Some records »
#####

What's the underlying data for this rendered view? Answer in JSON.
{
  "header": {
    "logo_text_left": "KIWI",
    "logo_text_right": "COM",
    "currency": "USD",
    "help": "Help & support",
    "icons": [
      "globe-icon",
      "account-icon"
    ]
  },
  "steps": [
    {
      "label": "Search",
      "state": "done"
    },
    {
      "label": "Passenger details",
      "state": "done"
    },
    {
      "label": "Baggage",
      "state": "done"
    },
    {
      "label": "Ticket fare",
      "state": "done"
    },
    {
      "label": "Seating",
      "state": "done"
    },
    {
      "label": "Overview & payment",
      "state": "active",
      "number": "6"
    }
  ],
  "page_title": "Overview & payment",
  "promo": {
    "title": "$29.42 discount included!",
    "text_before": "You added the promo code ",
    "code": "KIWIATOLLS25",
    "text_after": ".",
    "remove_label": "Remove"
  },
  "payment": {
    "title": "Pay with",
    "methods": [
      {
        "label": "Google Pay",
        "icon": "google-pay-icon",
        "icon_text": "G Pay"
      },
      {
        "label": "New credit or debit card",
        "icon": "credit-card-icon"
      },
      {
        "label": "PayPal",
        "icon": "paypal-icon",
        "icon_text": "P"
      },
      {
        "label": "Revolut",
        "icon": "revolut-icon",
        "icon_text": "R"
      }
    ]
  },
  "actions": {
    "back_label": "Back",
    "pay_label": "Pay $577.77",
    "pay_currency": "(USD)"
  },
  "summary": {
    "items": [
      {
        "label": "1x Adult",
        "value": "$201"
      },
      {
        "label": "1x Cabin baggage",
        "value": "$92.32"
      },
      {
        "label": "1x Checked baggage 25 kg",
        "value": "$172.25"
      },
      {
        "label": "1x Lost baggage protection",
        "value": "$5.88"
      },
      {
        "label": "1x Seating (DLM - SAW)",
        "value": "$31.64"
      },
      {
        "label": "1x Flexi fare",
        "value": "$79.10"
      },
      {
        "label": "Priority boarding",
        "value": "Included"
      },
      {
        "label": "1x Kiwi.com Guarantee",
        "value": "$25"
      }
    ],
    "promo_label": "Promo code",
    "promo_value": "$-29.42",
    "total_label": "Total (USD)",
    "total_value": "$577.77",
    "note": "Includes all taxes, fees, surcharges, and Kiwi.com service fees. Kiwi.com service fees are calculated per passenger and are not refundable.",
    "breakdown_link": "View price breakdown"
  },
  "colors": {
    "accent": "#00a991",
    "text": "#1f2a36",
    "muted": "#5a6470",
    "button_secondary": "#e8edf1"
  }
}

#####

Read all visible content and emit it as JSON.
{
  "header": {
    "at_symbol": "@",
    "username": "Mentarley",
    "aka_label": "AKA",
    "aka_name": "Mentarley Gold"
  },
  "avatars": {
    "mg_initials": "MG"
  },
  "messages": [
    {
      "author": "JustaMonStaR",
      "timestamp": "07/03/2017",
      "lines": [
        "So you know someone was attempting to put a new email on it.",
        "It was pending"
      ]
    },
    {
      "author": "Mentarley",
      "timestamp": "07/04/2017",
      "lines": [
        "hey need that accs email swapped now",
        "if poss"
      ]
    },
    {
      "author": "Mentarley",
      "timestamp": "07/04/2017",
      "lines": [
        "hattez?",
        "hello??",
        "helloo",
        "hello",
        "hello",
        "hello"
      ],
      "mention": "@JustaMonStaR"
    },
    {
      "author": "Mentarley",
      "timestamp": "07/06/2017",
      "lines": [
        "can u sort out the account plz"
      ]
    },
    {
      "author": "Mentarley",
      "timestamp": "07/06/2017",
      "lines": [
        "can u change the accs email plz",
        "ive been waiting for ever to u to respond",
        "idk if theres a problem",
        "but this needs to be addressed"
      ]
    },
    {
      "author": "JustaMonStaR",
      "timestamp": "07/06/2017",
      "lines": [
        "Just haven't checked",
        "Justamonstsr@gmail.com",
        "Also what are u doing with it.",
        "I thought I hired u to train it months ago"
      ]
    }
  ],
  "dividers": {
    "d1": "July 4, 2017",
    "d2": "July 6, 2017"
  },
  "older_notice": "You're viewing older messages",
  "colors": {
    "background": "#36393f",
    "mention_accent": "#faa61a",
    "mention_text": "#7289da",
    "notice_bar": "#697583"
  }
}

#####

JOB » Count each line with "Seating" in it and report that figure by itself.

OUTPUT » 2